# Work instructions
Find every line in the data that contains the word "summary" and copy each one in full.

# Input records

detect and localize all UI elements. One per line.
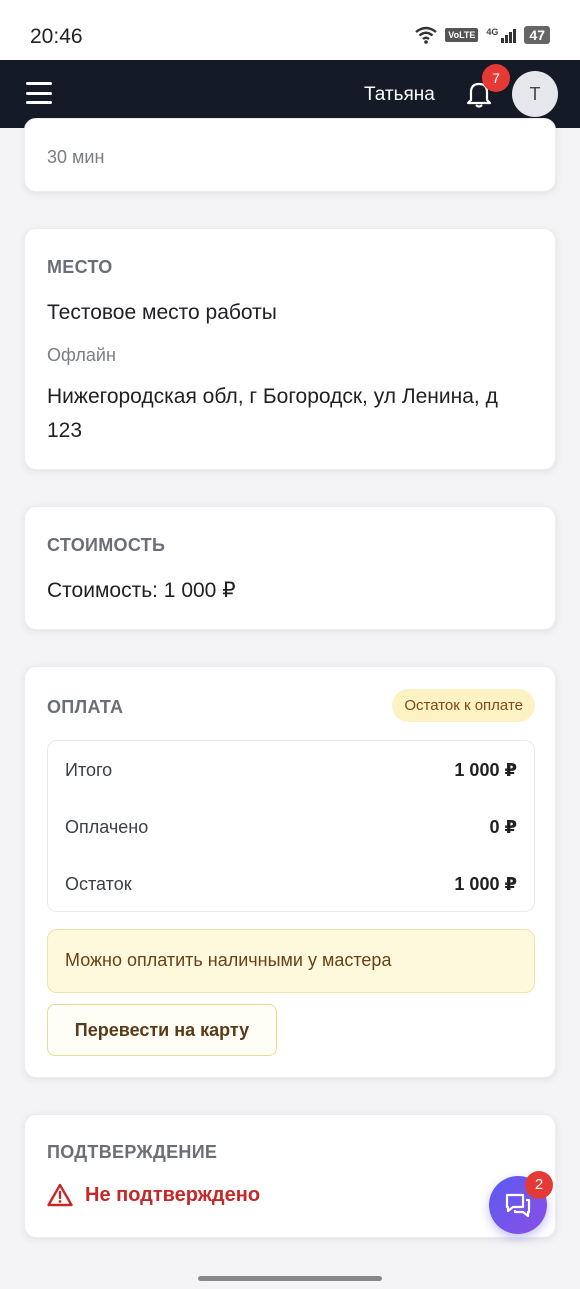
confirmation-status: Не подтверждено	[47, 1183, 260, 1207]
place-name: Тестовое место работы	[47, 301, 277, 324]
transfer-to-card-button[interactable]: Перевести на карту	[47, 1004, 277, 1056]
summary-row-paid: Оплачено 0 ₽	[65, 817, 517, 841]
payment-status-badge: Остаток к оплате	[392, 689, 535, 722]
price-card: СТОИМОСТЬ Стоимость: 1 000 ₽	[24, 506, 556, 630]
summary-row-total: Итого 1 000 ₽	[65, 760, 517, 784]
place-mode: Офлайн	[47, 345, 116, 365]
network-type: 4G	[486, 27, 499, 37]
duration-value: 30 мин	[47, 147, 105, 167]
confirmation-card: ПОДТВЕРЖДЕНИЕ Не подтверждено	[24, 1114, 556, 1238]
confirmation-section-title: ПОДТВЕРЖДЕНИЕ	[47, 1142, 218, 1162]
place-section-title: МЕСТО	[47, 257, 113, 277]
summary-value: 1 000 ₽	[454, 874, 517, 894]
status-icons: VoLTE 4G 47	[415, 26, 550, 44]
summary-value: 0 ₽	[489, 817, 517, 837]
payment-card: ОПЛАТА Остаток к оплате Итого 1 000 ₽ Оп…	[24, 666, 556, 1078]
status-time: 20:46	[30, 25, 83, 48]
notifications-badge: 7	[482, 64, 510, 92]
wifi-icon	[415, 26, 437, 44]
signal-icon: 4G	[486, 27, 517, 43]
summary-label: Оплачено	[65, 817, 149, 837]
summary-value: 1 000 ₽	[454, 760, 517, 780]
payment-section-title: ОПЛАТА	[47, 697, 124, 717]
summary-row-remaining: Остаток 1 000 ₽	[65, 874, 517, 898]
summary-label: Итого	[65, 760, 113, 780]
place-address: Нижегородская обл, г Богородск, ул Ленин…	[47, 385, 498, 442]
summary-label: Остаток	[65, 874, 132, 894]
user-name[interactable]: Татьяна	[364, 84, 435, 106]
avatar[interactable]: Т	[512, 71, 558, 117]
battery-indicator: 47	[524, 26, 550, 44]
chat-icon	[505, 1193, 531, 1218]
price-text: Стоимость: 1 000 ₽	[47, 579, 236, 602]
cash-payment-notice: Можно оплатить наличными у мастера	[47, 929, 535, 993]
place-card: МЕСТО Тестовое место работы Офлайн Нижег…	[24, 228, 556, 470]
status-bar: 20:46 VoLTE 4G 47	[0, 0, 580, 60]
chat-unread-badge: 2	[525, 1171, 553, 1199]
duration-card: 30 мин	[24, 118, 556, 192]
gesture-bar	[198, 1276, 382, 1281]
volte-indicator: VoLTE	[445, 28, 479, 42]
confirmation-status-text: Не подтверждено	[85, 1183, 261, 1206]
menu-icon[interactable]	[26, 82, 52, 104]
price-section-title: СТОИМОСТЬ	[47, 535, 166, 555]
warning-icon	[47, 1183, 73, 1207]
payment-summary: Итого 1 000 ₽ Оплачено 0 ₽ Остаток 1 000…	[47, 740, 535, 912]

# The answer
summary-row-paid: Оплачено 0 ₽	[65, 817, 517, 841]
summary-row-total: Итого 1 000 ₽	[65, 760, 517, 784]
summary-value: 1 000 ₽	[454, 874, 517, 894]
summary-value: 0 ₽	[489, 817, 517, 837]
summary-label: Оплачено	[65, 817, 149, 837]
summary-value: 1 000 ₽	[454, 760, 517, 780]
summary-row-remaining: Остаток 1 000 ₽	[65, 874, 517, 898]
summary-label: Итого	[65, 760, 113, 780]
summary-label: Остаток	[65, 874, 132, 894]
payment-summary: Итого 1 000 ₽ Оплачено 0 ₽ Остаток 1 000…	[47, 740, 535, 912]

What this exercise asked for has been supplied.